* Begin *

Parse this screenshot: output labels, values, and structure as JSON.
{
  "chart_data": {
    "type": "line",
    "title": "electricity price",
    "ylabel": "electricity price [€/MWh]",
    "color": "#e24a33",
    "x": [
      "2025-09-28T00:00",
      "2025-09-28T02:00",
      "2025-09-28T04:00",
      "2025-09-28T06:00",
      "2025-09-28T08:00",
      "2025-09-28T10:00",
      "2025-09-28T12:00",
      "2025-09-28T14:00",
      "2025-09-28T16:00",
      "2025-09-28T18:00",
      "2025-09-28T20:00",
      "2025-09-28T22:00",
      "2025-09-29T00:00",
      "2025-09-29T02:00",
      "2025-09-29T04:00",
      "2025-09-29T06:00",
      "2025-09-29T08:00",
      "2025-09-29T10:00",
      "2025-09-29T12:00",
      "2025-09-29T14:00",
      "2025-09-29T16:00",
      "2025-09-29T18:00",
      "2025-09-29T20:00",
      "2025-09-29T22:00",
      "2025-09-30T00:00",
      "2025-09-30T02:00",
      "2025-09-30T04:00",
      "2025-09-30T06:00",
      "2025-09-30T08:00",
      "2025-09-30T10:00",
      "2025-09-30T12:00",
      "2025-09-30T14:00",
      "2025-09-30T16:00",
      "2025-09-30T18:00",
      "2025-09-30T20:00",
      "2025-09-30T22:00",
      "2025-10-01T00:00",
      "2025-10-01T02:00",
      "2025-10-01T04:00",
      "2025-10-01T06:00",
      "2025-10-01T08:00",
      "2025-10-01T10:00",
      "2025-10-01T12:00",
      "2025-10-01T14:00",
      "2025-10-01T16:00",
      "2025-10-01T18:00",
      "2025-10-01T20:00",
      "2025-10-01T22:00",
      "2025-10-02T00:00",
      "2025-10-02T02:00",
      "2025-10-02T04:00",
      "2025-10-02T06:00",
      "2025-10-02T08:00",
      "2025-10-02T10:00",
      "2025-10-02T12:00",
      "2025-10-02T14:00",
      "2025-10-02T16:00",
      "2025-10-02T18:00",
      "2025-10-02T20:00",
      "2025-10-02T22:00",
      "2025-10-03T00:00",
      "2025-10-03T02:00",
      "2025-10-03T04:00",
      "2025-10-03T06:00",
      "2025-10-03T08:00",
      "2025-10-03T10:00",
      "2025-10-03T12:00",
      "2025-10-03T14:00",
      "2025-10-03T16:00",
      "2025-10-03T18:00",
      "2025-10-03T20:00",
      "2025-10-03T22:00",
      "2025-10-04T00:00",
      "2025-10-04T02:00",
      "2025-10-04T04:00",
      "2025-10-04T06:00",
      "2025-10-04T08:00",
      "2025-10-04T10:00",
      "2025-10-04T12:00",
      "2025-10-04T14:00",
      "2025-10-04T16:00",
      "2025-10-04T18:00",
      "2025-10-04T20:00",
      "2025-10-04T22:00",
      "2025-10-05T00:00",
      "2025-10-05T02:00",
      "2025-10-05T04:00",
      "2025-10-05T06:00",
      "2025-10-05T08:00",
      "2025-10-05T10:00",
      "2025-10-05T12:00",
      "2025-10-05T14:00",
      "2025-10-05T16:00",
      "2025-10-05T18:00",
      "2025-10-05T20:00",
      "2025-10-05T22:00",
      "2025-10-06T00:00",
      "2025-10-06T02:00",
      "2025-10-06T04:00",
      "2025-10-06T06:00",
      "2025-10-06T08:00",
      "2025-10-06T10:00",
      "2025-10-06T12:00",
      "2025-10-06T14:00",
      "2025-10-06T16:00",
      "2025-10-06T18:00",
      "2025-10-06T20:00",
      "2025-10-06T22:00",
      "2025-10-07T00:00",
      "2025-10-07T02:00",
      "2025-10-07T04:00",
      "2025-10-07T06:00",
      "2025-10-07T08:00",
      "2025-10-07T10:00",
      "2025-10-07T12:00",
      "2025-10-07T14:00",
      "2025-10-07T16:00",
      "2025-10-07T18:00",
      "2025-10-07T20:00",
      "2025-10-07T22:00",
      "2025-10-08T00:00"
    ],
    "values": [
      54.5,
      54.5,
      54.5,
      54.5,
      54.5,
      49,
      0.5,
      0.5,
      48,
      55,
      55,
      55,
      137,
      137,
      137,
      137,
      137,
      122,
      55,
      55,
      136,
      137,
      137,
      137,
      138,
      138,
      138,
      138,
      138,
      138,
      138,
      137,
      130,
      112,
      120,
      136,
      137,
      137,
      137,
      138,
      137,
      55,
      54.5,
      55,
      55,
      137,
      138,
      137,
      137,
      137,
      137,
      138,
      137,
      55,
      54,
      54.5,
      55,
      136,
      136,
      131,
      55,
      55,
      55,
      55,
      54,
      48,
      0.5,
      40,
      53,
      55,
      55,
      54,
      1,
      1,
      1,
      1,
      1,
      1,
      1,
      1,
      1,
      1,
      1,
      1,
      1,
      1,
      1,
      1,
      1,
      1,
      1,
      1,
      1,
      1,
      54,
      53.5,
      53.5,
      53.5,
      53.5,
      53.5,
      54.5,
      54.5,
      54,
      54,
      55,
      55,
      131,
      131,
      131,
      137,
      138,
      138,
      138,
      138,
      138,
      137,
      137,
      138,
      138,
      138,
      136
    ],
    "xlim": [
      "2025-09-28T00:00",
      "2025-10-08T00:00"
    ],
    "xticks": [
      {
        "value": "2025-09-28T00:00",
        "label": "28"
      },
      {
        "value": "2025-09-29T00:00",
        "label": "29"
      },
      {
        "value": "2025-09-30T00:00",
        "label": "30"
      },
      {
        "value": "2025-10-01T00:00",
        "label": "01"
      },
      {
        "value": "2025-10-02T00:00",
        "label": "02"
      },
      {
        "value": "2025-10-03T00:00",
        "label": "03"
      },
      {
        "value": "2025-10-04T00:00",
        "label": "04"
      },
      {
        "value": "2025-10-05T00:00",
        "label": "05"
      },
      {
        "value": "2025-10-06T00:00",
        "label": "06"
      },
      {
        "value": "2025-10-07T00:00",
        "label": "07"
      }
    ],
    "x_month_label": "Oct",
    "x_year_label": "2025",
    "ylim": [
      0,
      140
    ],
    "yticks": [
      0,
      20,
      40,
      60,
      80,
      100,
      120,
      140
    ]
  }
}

* End *

* **OBJECTIVE**
Extract all the material, leaving every line as it is.

* **ANSWER**
Parse this screenshot: output labels, values, and structure as JSON.
{
  "chart_data": {
    "type": "line",
    "title": "electricity price",
    "ylabel": "electricity price [€/MWh]",
    "color": "#e24a33",
    "x": [
      "2025-09-28T00:00",
      "2025-09-28T02:00",
      "2025-09-28T04:00",
      "2025-09-28T06:00",
      "2025-09-28T08:00",
      "2025-09-28T10:00",
      "2025-09-28T12:00",
      "2025-09-28T14:00",
      "2025-09-28T16:00",
      "2025-09-28T18:00",
      "2025-09-28T20:00",
      "2025-09-28T22:00",
      "2025-09-29T00:00",
      "2025-09-29T02:00",
      "2025-09-29T04:00",
      "2025-09-29T06:00",
      "2025-09-29T08:00",
      "2025-09-29T10:00",
      "2025-09-29T12:00",
      "2025-09-29T14:00",
      "2025-09-29T16:00",
      "2025-09-29T18:00",
      "2025-09-29T20:00",
      "2025-09-29T22:00",
      "2025-09-30T00:00",
      "2025-09-30T02:00",
      "2025-09-30T04:00",
      "2025-09-30T06:00",
      "2025-09-30T08:00",
      "2025-09-30T10:00",
      "2025-09-30T12:00",
      "2025-09-30T14:00",
      "2025-09-30T16:00",
      "2025-09-30T18:00",
      "2025-09-30T20:00",
      "2025-09-30T22:00",
      "2025-10-01T00:00",
      "2025-10-01T02:00",
      "2025-10-01T04:00",
      "2025-10-01T06:00",
      "2025-10-01T08:00",
      "2025-10-01T10:00",
      "2025-10-01T12:00",
      "2025-10-01T14:00",
      "2025-10-01T16:00",
      "2025-10-01T18:00",
      "2025-10-01T20:00",
      "2025-10-01T22:00",
      "2025-10-02T00:00",
      "2025-10-02T02:00",
      "2025-10-02T04:00",
      "2025-10-02T06:00",
      "2025-10-02T08:00",
      "2025-10-02T10:00",
      "2025-10-02T12:00",
      "2025-10-02T14:00",
      "2025-10-02T16:00",
      "2025-10-02T18:00",
      "2025-10-02T20:00",
      "2025-10-02T22:00",
      "2025-10-03T00:00",
      "2025-10-03T02:00",
      "2025-10-03T04:00",
      "2025-10-03T06:00",
      "2025-10-03T08:00",
      "2025-10-03T10:00",
      "2025-10-03T12:00",
      "2025-10-03T14:00",
      "2025-10-03T16:00",
      "2025-10-03T18:00",
      "2025-10-03T20:00",
      "2025-10-03T22:00",
      "2025-10-04T00:00",
      "2025-10-04T02:00",
      "2025-10-04T04:00",
      "2025-10-04T06:00",
      "2025-10-04T08:00",
      "2025-10-04T10:00",
      "2025-10-04T12:00",
      "2025-10-04T14:00",
      "2025-10-04T16:00",
      "2025-10-04T18:00",
      "2025-10-04T20:00",
      "2025-10-04T22:00",
      "2025-10-05T00:00",
      "2025-10-05T02:00",
      "2025-10-05T04:00",
      "2025-10-05T06:00",
      "2025-10-05T08:00",
      "2025-10-05T10:00",
      "2025-10-05T12:00",
      "2025-10-05T14:00",
      "2025-10-05T16:00",
      "2025-10-05T18:00",
      "2025-10-05T20:00",
      "2025-10-05T22:00",
      "2025-10-06T00:00",
      "2025-10-06T02:00",
      "2025-10-06T04:00",
      "2025-10-06T06:00",
      "2025-10-06T08:00",
      "2025-10-06T10:00",
      "2025-10-06T12:00",
      "2025-10-06T14:00",
      "2025-10-06T16:00",
      "2025-10-06T18:00",
      "2025-10-06T20:00",
      "2025-10-06T22:00",
      "2025-10-07T00:00",
      "2025-10-07T02:00",
      "2025-10-07T04:00",
      "2025-10-07T06:00",
      "2025-10-07T08:00",
      "2025-10-07T10:00",
      "2025-10-07T12:00",
      "2025-10-07T14:00",
      "2025-10-07T16:00",
      "2025-10-07T18:00",
      "2025-10-07T20:00",
      "2025-10-07T22:00",
      "2025-10-08T00:00"
    ],
    "values": [
      54.5,
      54.5,
      54.5,
      54.5,
      54.5,
      49,
      0.5,
      0.5,
      48,
      55,
      55,
      55,
      137,
      137,
      137,
      137,
      137,
      122,
      55,
      55,
      136,
      137,
      137,
      137,
      138,
      138,
      138,
      138,
      138,
      138,
      138,
      137,
      130,
      112,
      120,
      136,
      137,
      137,
      137,
      138,
      137,
      55,
      54.5,
      55,
      55,
      137,
      138,
      137,
      137,
      137,
      137,
      138,
      137,
      55,
      54,
      54.5,
      55,
      136,
      136,
      131,
      55,
      55,
      55,
      55,
      54,
      48,
      0.5,
      40,
      53,
      55,
      55,
      54,
      1,
      1,
      1,
      1,
      1,
      1,
      1,
      1,
      1,
      1,
      1,
      1,
      1,
      1,
      1,
      1,
      1,
      1,
      1,
      1,
      1,
      1,
      54,
      53.5,
      53.5,
      53.5,
      53.5,
      53.5,
      54.5,
      54.5,
      54,
      54,
      55,
      55,
      131,
      131,
      131,
      137,
      138,
      138,
      138,
      138,
      138,
      137,
      137,
      138,
      138,
      138,
      136
    ],
    "xlim": [
      "2025-09-28T00:00",
      "2025-10-08T00:00"
    ],
    "xticks": [
      {
        "value": "2025-09-28T00:00",
        "label": "28"
      },
      {
        "value": "2025-09-29T00:00",
        "label": "29"
      },
      {
        "value": "2025-09-30T00:00",
        "label": "30"
      },
      {
        "value": "2025-10-01T00:00",
        "label": "01"
      },
      {
        "value": "2025-10-02T00:00",
        "label": "02"
      },
      {
        "value": "2025-10-03T00:00",
        "label": "03"
      },
      {
        "value": "2025-10-04T00:00",
        "label": "04"
      },
      {
        "value": "2025-10-05T00:00",
        "label": "05"
      },
      {
        "value": "2025-10-06T00:00",
        "label": "06"
      },
      {
        "value": "2025-10-07T00:00",
        "label": "07"
      }
    ],
    "x_month_label": "Oct",
    "x_year_label": "2025",
    "ylim": [
      0,
      140
    ],
    "yticks": [
      0,
      20,
      40,
      60,
      80,
      100,
      120,
      140
    ]
  }
}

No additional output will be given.